Transcribe nothing but the lines from the one with "Output a JSON" to the end of the entries, both included, keeping each exact and leaving every picture out.

### DATA EXTRACT

· · · · · · ·

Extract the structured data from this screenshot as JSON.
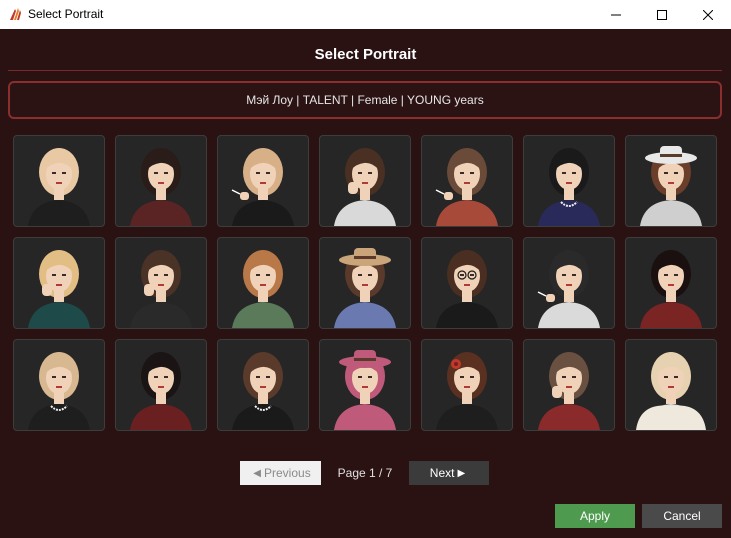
{
  "window": {
    "title": "Select Portrait",
    "icon": "app-feather-icon",
    "controls": [
      "minimize-icon",
      "maximize-icon",
      "close-icon"
    ]
  },
  "dialog": {
    "heading": "Select Portrait",
    "info": "Мэй Лоу | TALENT | Female | YOUNG years",
    "accent_color": "#8a2e2e",
    "background_color": "#2a1212"
  },
  "portraits": [
    {
      "hair": "#e8c9a4",
      "top": "#1e1e1e",
      "accessory": "none"
    },
    {
      "hair": "#2a1c18",
      "top": "#5a2424",
      "accessory": "none"
    },
    {
      "hair": "#d8b088",
      "top": "#1a1a1a",
      "accessory": "cigarette"
    },
    {
      "hair": "#4a3022",
      "top": "#d9d9d9",
      "accessory": "hand"
    },
    {
      "hair": "#6a4a38",
      "top": "#a84a3a",
      "accessory": "cigarette"
    },
    {
      "hair": "#1a1a1a",
      "top": "#2a2a5a",
      "accessory": "necklace"
    },
    {
      "hair": "#6a3e2a",
      "top": "#cfcfcf",
      "accessory": "hat"
    },
    {
      "hair": "#e2bd84",
      "top": "#1e4a4a",
      "accessory": "hand"
    },
    {
      "hair": "#4a3226",
      "top": "#2a2a2a",
      "accessory": "hand"
    },
    {
      "hair": "#b87848",
      "top": "#5a7a5a",
      "accessory": "none"
    },
    {
      "hair": "#5a3a2a",
      "top": "#6a7ab0",
      "accessory": "hat"
    },
    {
      "hair": "#4a2e22",
      "top": "#1a1a1a",
      "accessory": "glasses"
    },
    {
      "hair": "#2a2a2a",
      "top": "#dadada",
      "accessory": "cigarette"
    },
    {
      "hair": "#1a1010",
      "top": "#7a2424",
      "accessory": "none"
    },
    {
      "hair": "#d8b890",
      "top": "#1e1e1e",
      "accessory": "necklace"
    },
    {
      "hair": "#1a1414",
      "top": "#6a2020",
      "accessory": "none"
    },
    {
      "hair": "#5a3a2a",
      "top": "#1a1a1a",
      "accessory": "necklace"
    },
    {
      "hair": "#c05a7a",
      "top": "#c05a7a",
      "accessory": "hat"
    },
    {
      "hair": "#5a3020",
      "top": "#1e1e1e",
      "accessory": "flower"
    },
    {
      "hair": "#6a5040",
      "top": "#8a2a2a",
      "accessory": "hand"
    },
    {
      "hair": "#e6d2b0",
      "top": "#e0e0e0",
      "accessory": "fur"
    }
  ],
  "pagination": {
    "previous_label": "Previous",
    "page_label": "Page 1 / 7",
    "next_label": "Next",
    "previous_enabled": false
  },
  "actions": {
    "apply_label": "Apply",
    "cancel_label": "Cancel",
    "apply_color": "#4e9a4e"
  }
}
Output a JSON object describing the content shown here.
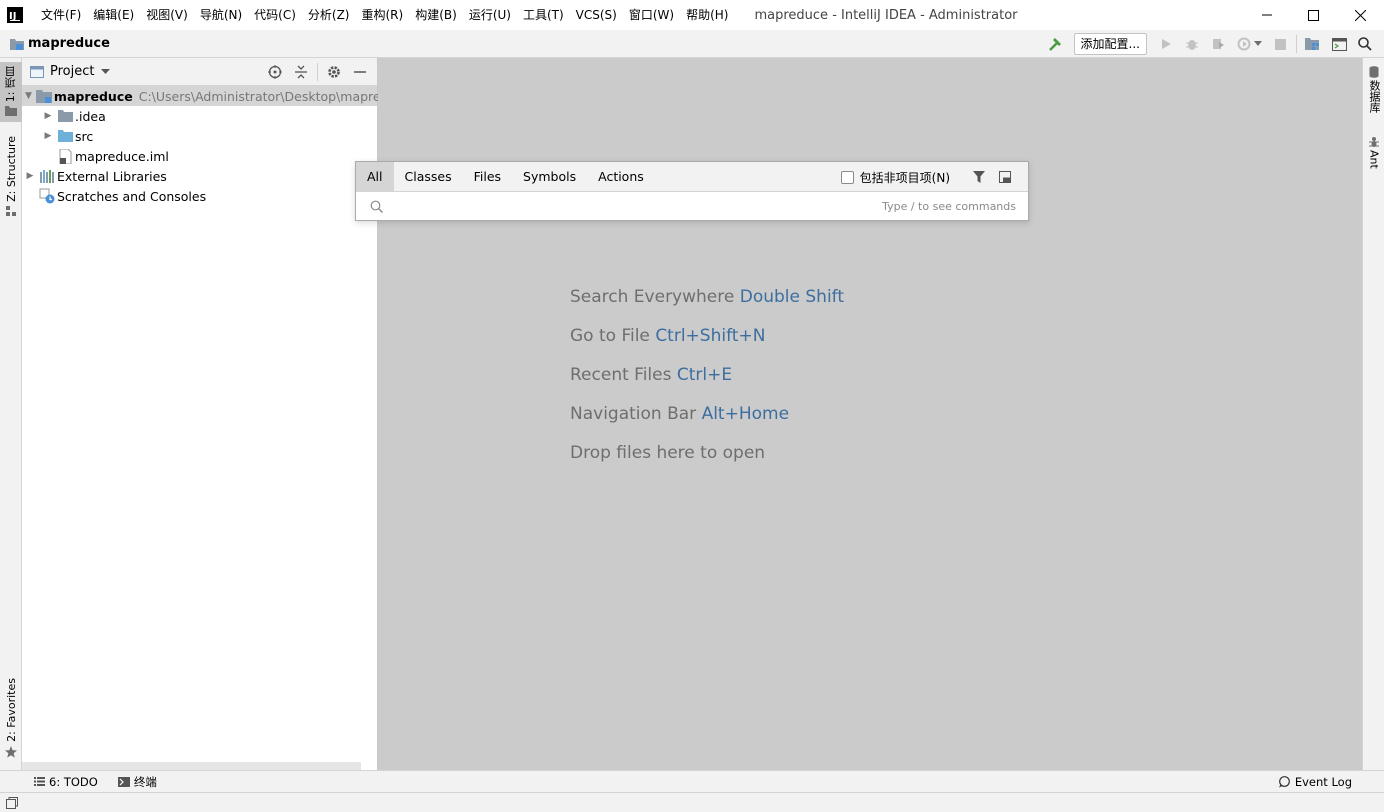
{
  "app": {
    "logo_text": "IJ",
    "window_title": "mapreduce - IntelliJ IDEA - Administrator"
  },
  "menu": [
    "文件(F)",
    "编辑(E)",
    "视图(V)",
    "导航(N)",
    "代码(C)",
    "分析(Z)",
    "重构(R)",
    "构建(B)",
    "运行(U)",
    "工具(T)",
    "VCS(S)",
    "窗口(W)",
    "帮助(H)"
  ],
  "navbar": {
    "project_name": "mapreduce",
    "add_config_label": "添加配置..."
  },
  "left_strip": {
    "project_tab": "1: 项目",
    "structure_tab": "Z: Structure",
    "favorites_tab": "2: Favorites"
  },
  "project_panel": {
    "title": "Project",
    "tree": [
      {
        "label": "mapreduce",
        "path": "C:\\Users\\Administrator\\Desktop\\mapreduce",
        "icon": "module-folder-icon",
        "expanded": true,
        "selected": true
      },
      {
        "label": ".idea",
        "icon": "folder-icon",
        "expanded": false
      },
      {
        "label": "src",
        "icon": "source-folder-icon",
        "expanded": false
      },
      {
        "label": "mapreduce.iml",
        "icon": "iml-file-icon"
      },
      {
        "label": "External Libraries",
        "icon": "library-icon",
        "expanded": false
      },
      {
        "label": "Scratches and Consoles",
        "icon": "scratches-icon"
      }
    ]
  },
  "editor_hints": [
    {
      "text": "Search Everywhere",
      "key": "Double Shift"
    },
    {
      "text": "Go to File",
      "key": "Ctrl+Shift+N"
    },
    {
      "text": "Recent Files",
      "key": "Ctrl+E"
    },
    {
      "text": "Navigation Bar",
      "key": "Alt+Home"
    },
    {
      "text": "Drop files here to open",
      "key": ""
    }
  ],
  "right_strip": {
    "database_tab": "数据库",
    "ant_tab": "Ant"
  },
  "bottom_bar": {
    "todo_label": "6: TODO",
    "terminal_label": "终端",
    "event_log_label": "Event Log"
  },
  "search_popup": {
    "tabs": [
      "All",
      "Classes",
      "Files",
      "Symbols",
      "Actions"
    ],
    "active_tab": "All",
    "include_non_project_label": "包括非项目项(N)",
    "include_non_project_checked": false,
    "query": "",
    "hint": "Type / to see commands"
  },
  "colors": {
    "editor_bg": "#cbcbcb",
    "shortcut_key": "#3c6ea0",
    "build_hammer": "#4c9a45"
  }
}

· · · · · · ·

### SOLUTION FOR THIS EXERCISE
Output a JSON object describing the content shown here.
{
  "app": {
    "logo_text": "IJ",
    "window_title": "mapreduce - IntelliJ IDEA - Administrator"
  },
  "menu": [
    "文件(F)",
    "编辑(E)",
    "视图(V)",
    "导航(N)",
    "代码(C)",
    "分析(Z)",
    "重构(R)",
    "构建(B)",
    "运行(U)",
    "工具(T)",
    "VCS(S)",
    "窗口(W)",
    "帮助(H)"
  ],
  "navbar": {
    "project_name": "mapreduce",
    "add_config_label": "添加配置..."
  },
  "left_strip": {
    "project_tab": "1: 项目",
    "structure_tab": "Z: Structure",
    "favorites_tab": "2: Favorites"
  },
  "project_panel": {
    "title": "Project",
    "tree": [
      {
        "label": "mapreduce",
        "path": "C:\\Users\\Administrator\\Desktop\\mapreduce",
        "icon": "module-folder-icon",
        "expanded": true,
        "selected": true
      },
      {
        "label": ".idea",
        "icon": "folder-icon",
        "expanded": false
      },
      {
        "label": "src",
        "icon": "source-folder-icon",
        "expanded": false
      },
      {
        "label": "mapreduce.iml",
        "icon": "iml-file-icon"
      },
      {
        "label": "External Libraries",
        "icon": "library-icon",
        "expanded": false
      },
      {
        "label": "Scratches and Consoles",
        "icon": "scratches-icon"
      }
    ]
  },
  "editor_hints": [
    {
      "text": "Search Everywhere",
      "key": "Double Shift"
    },
    {
      "text": "Go to File",
      "key": "Ctrl+Shift+N"
    },
    {
      "text": "Recent Files",
      "key": "Ctrl+E"
    },
    {
      "text": "Navigation Bar",
      "key": "Alt+Home"
    },
    {
      "text": "Drop files here to open",
      "key": ""
    }
  ],
  "right_strip": {
    "database_tab": "数据库",
    "ant_tab": "Ant"
  },
  "bottom_bar": {
    "todo_label": "6: TODO",
    "terminal_label": "终端",
    "event_log_label": "Event Log"
  },
  "search_popup": {
    "tabs": [
      "All",
      "Classes",
      "Files",
      "Symbols",
      "Actions"
    ],
    "active_tab": "All",
    "include_non_project_label": "包括非项目项(N)",
    "include_non_project_checked": false,
    "query": "",
    "hint": "Type / to see commands"
  },
  "colors": {
    "editor_bg": "#cbcbcb",
    "shortcut_key": "#3c6ea0",
    "build_hammer": "#4c9a45"
  }
}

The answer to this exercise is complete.